• [Stated task]
Copy out each line below that has the word "BRICK" in it.

• [The data]
[Start]

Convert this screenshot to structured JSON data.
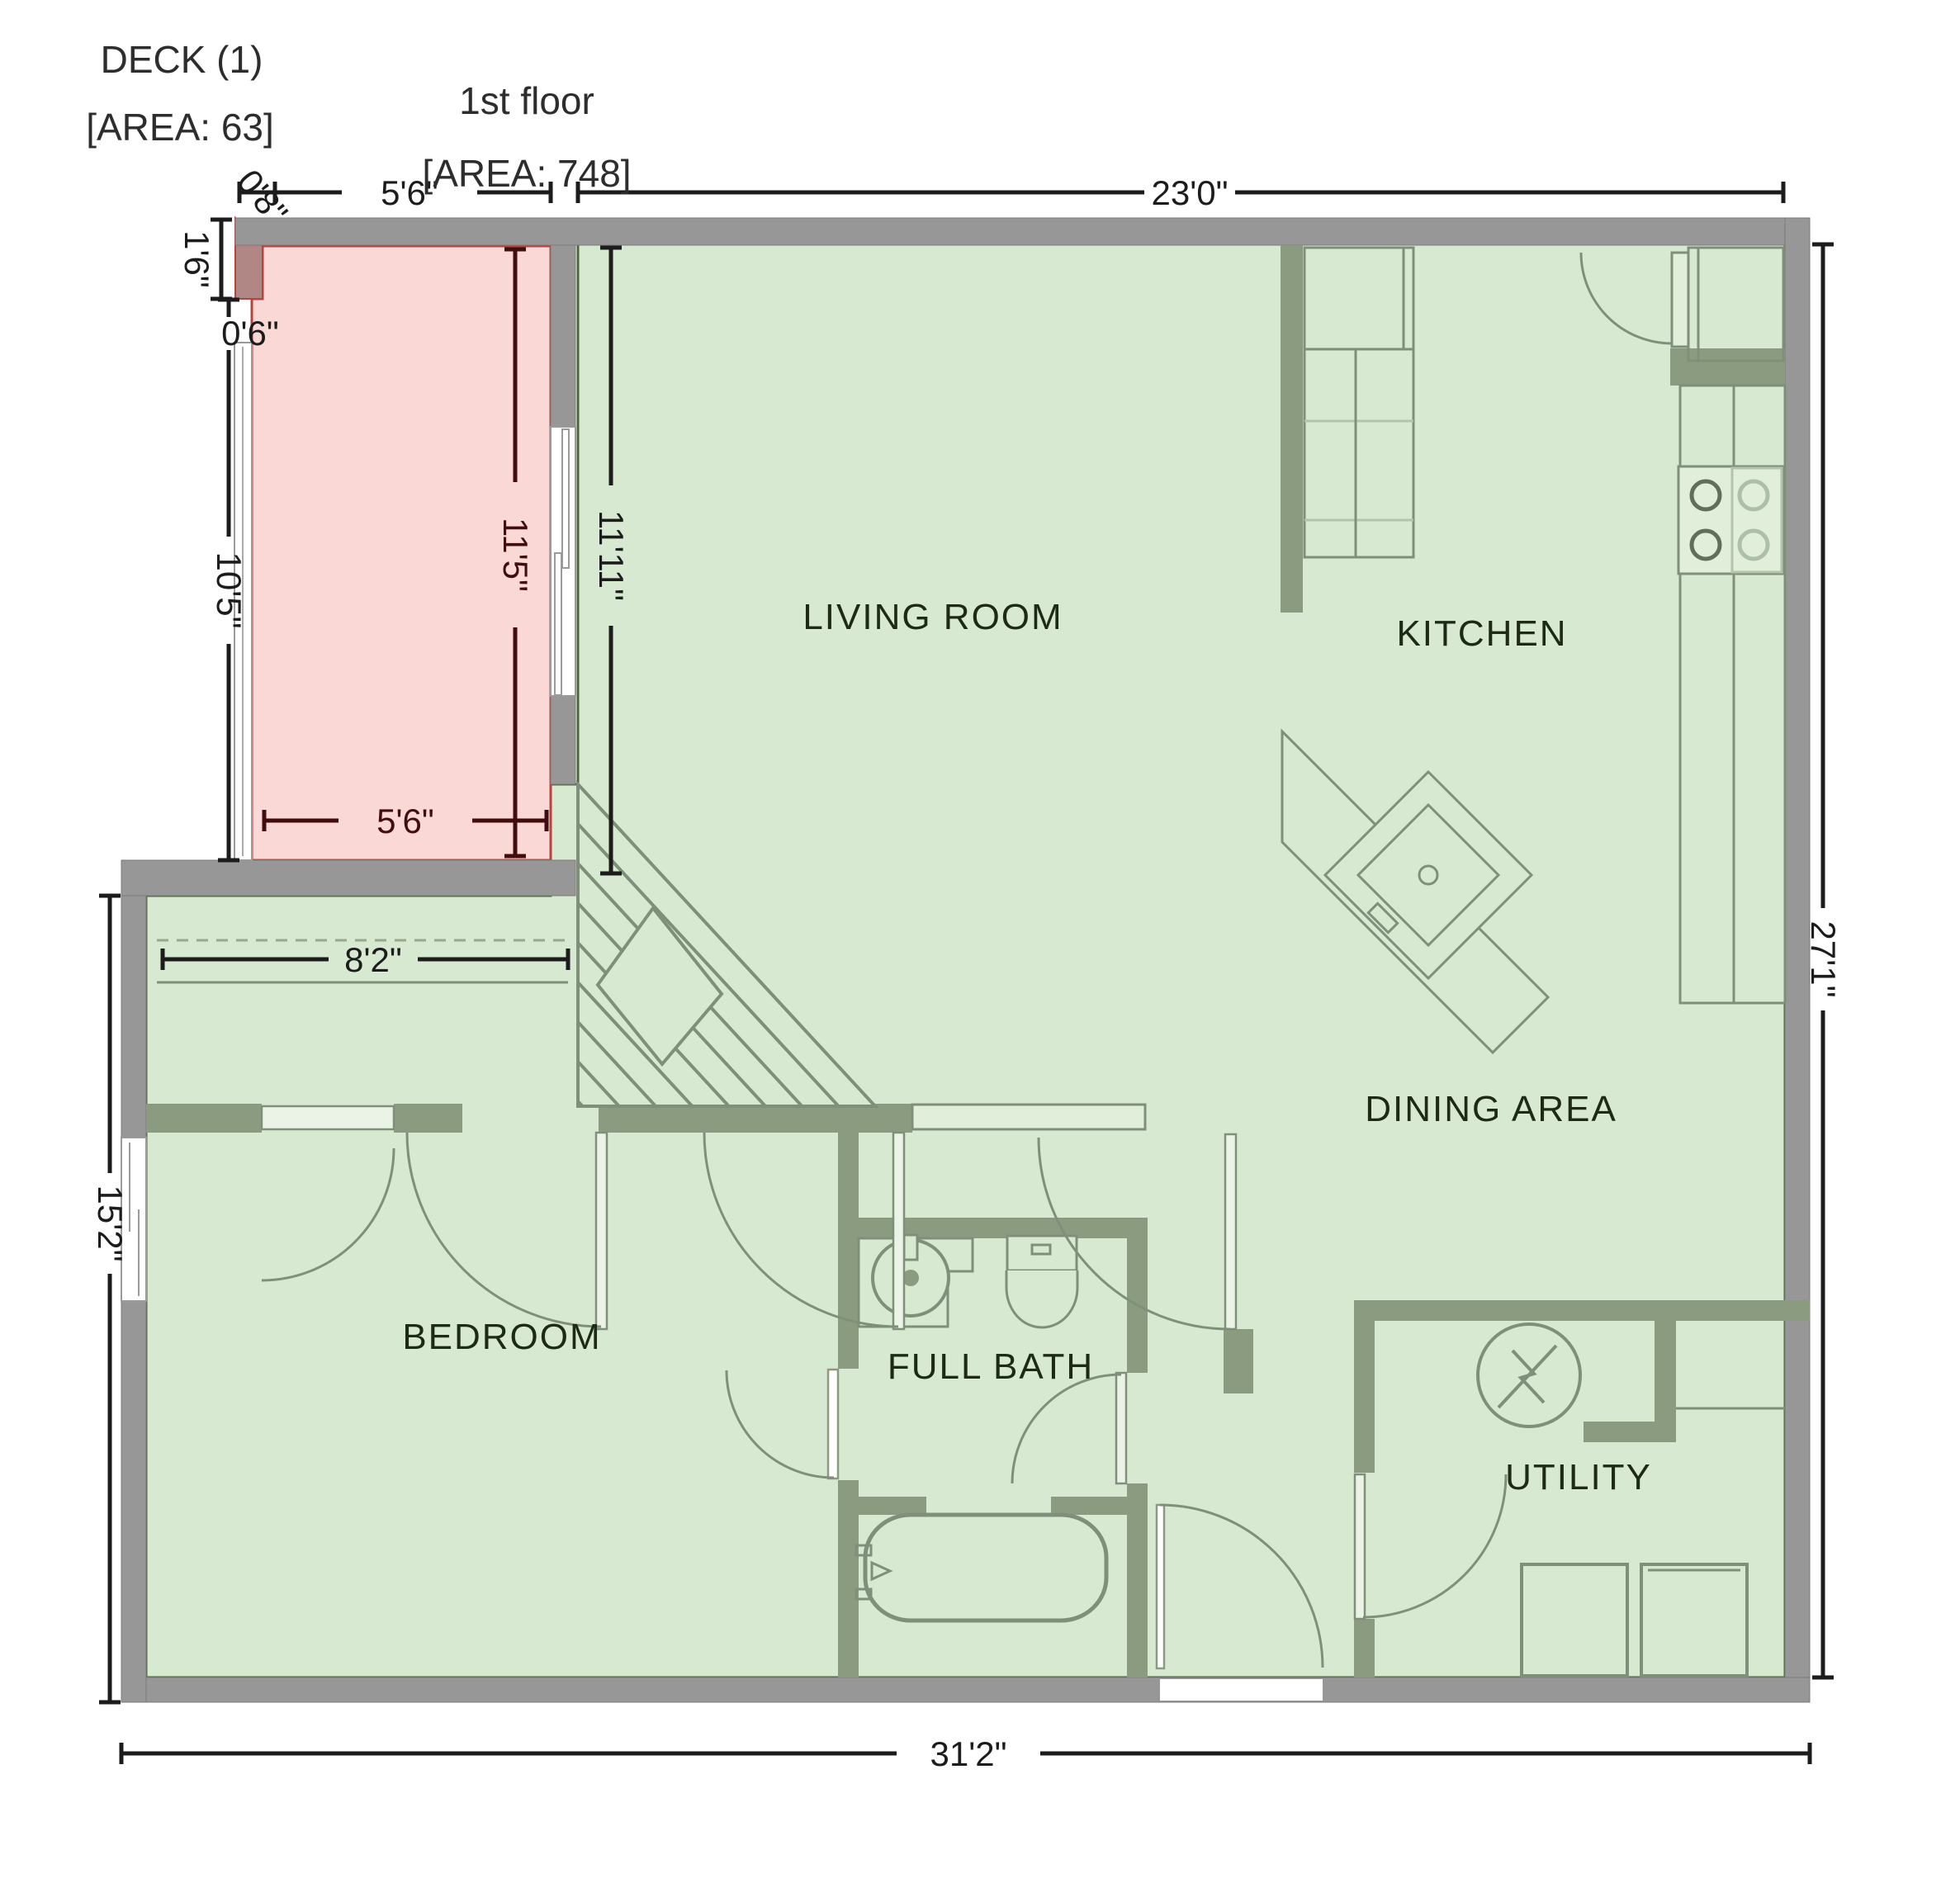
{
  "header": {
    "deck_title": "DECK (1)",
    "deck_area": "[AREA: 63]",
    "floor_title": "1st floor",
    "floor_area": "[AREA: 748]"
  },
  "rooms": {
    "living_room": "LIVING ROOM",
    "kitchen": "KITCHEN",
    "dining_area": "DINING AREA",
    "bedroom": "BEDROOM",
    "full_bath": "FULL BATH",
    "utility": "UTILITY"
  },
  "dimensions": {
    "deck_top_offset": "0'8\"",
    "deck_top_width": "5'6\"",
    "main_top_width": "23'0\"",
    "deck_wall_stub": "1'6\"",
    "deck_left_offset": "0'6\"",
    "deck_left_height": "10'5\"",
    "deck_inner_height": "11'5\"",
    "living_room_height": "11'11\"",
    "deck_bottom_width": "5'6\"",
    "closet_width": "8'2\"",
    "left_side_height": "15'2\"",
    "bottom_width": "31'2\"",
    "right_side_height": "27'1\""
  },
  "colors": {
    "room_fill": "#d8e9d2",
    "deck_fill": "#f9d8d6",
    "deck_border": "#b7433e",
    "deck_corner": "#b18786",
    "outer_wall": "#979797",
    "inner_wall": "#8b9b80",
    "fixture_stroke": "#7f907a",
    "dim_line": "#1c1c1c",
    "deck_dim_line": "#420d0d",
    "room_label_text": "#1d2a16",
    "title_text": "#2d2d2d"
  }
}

[End]
[Start]

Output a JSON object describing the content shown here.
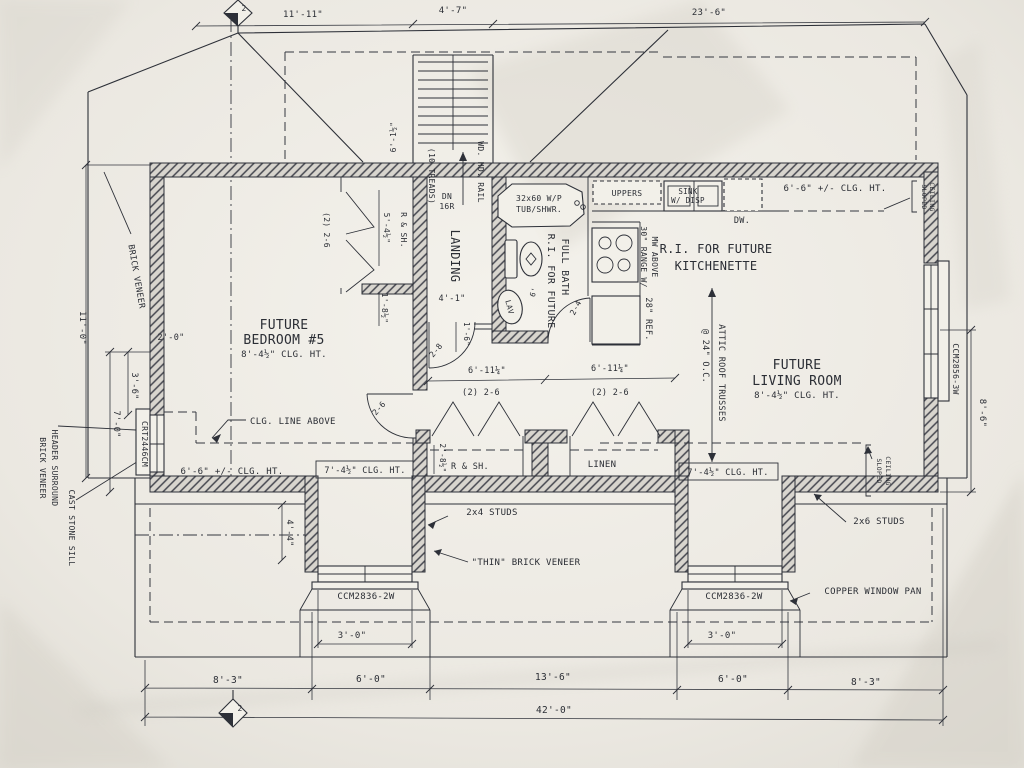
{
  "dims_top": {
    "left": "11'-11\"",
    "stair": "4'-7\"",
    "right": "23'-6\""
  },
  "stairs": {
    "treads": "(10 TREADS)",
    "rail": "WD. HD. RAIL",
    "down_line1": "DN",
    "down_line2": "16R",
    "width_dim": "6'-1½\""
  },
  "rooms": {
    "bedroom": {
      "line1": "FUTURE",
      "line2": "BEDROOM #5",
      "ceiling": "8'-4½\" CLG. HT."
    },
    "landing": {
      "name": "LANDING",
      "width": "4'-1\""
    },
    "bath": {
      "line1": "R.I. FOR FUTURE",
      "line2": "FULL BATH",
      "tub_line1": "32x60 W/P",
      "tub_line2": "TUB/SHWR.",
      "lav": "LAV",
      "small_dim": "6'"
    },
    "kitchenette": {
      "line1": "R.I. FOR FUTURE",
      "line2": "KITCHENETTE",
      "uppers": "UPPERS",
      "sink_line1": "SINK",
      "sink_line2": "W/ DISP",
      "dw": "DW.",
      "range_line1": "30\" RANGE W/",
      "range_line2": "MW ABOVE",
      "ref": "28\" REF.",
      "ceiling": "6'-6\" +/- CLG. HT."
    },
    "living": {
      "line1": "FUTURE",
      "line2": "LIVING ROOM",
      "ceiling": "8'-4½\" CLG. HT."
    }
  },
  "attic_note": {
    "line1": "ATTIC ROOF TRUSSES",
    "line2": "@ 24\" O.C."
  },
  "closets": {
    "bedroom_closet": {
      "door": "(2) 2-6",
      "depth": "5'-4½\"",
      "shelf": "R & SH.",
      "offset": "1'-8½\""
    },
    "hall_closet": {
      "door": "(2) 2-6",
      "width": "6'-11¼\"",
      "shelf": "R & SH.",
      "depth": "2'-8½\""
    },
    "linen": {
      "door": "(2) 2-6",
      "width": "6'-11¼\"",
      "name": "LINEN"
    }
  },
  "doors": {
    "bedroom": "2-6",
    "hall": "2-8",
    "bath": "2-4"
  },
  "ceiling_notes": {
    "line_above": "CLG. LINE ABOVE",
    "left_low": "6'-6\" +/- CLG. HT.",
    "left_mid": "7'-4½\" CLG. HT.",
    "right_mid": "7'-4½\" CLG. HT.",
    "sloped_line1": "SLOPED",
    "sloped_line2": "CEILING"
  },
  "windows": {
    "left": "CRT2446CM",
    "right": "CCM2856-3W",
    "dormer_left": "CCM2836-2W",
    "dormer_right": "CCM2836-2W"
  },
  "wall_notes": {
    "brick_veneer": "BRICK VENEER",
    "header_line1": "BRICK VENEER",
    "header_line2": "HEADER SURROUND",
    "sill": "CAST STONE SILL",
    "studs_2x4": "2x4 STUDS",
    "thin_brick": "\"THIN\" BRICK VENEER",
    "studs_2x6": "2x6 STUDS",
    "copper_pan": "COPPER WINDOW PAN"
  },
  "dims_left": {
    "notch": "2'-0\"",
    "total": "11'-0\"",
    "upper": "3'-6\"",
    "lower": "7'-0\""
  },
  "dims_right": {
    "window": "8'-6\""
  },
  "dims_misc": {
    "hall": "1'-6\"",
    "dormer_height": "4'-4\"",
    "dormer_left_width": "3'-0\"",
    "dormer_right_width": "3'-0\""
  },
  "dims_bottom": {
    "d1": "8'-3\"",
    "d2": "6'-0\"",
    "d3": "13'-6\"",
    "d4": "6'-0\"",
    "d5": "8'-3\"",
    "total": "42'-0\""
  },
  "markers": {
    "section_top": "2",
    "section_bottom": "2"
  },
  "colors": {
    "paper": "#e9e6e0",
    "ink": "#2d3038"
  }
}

[End]

• [The result]
    "brick_veneer": "BRICK VENEER",
    "header_line1": "BRICK VENEER",
    "thin_brick": "\"THIN\" BRICK VENEER",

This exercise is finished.